== Aim of the task ==
Please give back the listing exactly, without any of its pictures.
[[ Source records, beginning ]]
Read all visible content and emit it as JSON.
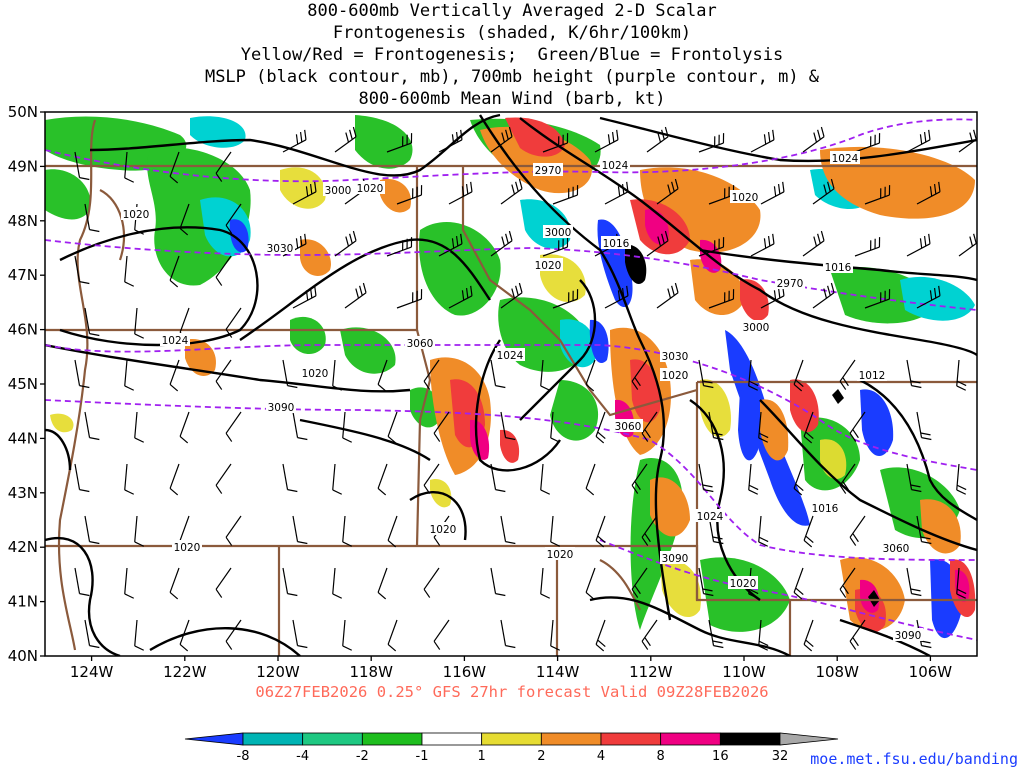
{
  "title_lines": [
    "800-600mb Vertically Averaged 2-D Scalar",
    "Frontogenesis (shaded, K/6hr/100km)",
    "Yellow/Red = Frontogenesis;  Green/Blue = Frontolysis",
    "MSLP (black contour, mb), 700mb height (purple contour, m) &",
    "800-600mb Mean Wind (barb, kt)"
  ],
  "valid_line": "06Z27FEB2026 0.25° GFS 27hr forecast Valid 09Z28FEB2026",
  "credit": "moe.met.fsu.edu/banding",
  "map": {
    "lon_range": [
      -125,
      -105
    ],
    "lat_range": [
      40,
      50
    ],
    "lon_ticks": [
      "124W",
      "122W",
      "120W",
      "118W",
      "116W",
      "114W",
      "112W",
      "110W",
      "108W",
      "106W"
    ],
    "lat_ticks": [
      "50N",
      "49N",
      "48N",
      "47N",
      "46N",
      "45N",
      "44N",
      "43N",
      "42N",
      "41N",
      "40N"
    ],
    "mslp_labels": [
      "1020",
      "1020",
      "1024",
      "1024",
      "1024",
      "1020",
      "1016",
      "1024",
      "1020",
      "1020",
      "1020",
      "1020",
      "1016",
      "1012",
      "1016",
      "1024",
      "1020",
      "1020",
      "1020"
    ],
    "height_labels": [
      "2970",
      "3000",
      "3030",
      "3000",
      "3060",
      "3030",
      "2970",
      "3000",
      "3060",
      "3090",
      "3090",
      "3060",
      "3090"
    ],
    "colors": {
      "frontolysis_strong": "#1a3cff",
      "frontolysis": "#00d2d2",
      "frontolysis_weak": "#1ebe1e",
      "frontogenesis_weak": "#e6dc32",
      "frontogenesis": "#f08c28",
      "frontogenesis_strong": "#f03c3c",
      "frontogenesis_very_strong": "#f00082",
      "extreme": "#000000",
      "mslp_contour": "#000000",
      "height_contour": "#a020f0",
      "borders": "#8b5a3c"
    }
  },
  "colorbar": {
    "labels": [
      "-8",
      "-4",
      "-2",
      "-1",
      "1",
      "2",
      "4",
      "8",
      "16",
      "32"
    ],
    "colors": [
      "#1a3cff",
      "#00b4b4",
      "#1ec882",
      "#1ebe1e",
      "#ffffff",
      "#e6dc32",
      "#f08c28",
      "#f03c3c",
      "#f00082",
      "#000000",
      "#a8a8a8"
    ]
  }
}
[[ Source records, end ]]
== Task output ==
Read all visible content and emit it as JSON.
{
  "title_lines": [
    "800-600mb Vertically Averaged 2-D Scalar",
    "Frontogenesis (shaded, K/6hr/100km)",
    "Yellow/Red = Frontogenesis;  Green/Blue = Frontolysis",
    "MSLP (black contour, mb), 700mb height (purple contour, m) &",
    "800-600mb Mean Wind (barb, kt)"
  ],
  "valid_line": "06Z27FEB2026 0.25° GFS 27hr forecast Valid 09Z28FEB2026",
  "credit": "moe.met.fsu.edu/banding",
  "map": {
    "lon_range": [
      -125,
      -105
    ],
    "lat_range": [
      40,
      50
    ],
    "lon_ticks": [
      "124W",
      "122W",
      "120W",
      "118W",
      "116W",
      "114W",
      "112W",
      "110W",
      "108W",
      "106W"
    ],
    "lat_ticks": [
      "50N",
      "49N",
      "48N",
      "47N",
      "46N",
      "45N",
      "44N",
      "43N",
      "42N",
      "41N",
      "40N"
    ],
    "mslp_labels": [
      "1020",
      "1020",
      "1024",
      "1024",
      "1024",
      "1020",
      "1016",
      "1024",
      "1020",
      "1020",
      "1020",
      "1020",
      "1016",
      "1012",
      "1016",
      "1024",
      "1020",
      "1020",
      "1020"
    ],
    "height_labels": [
      "2970",
      "3000",
      "3030",
      "3000",
      "3060",
      "3030",
      "2970",
      "3000",
      "3060",
      "3090",
      "3090",
      "3060",
      "3090"
    ],
    "colors": {
      "frontolysis_strong": "#1a3cff",
      "frontolysis": "#00d2d2",
      "frontolysis_weak": "#1ebe1e",
      "frontogenesis_weak": "#e6dc32",
      "frontogenesis": "#f08c28",
      "frontogenesis_strong": "#f03c3c",
      "frontogenesis_very_strong": "#f00082",
      "extreme": "#000000",
      "mslp_contour": "#000000",
      "height_contour": "#a020f0",
      "borders": "#8b5a3c"
    }
  },
  "colorbar": {
    "labels": [
      "-8",
      "-4",
      "-2",
      "-1",
      "1",
      "2",
      "4",
      "8",
      "16",
      "32"
    ],
    "colors": [
      "#1a3cff",
      "#00b4b4",
      "#1ec882",
      "#1ebe1e",
      "#ffffff",
      "#e6dc32",
      "#f08c28",
      "#f03c3c",
      "#f00082",
      "#000000",
      "#a8a8a8"
    ]
  }
}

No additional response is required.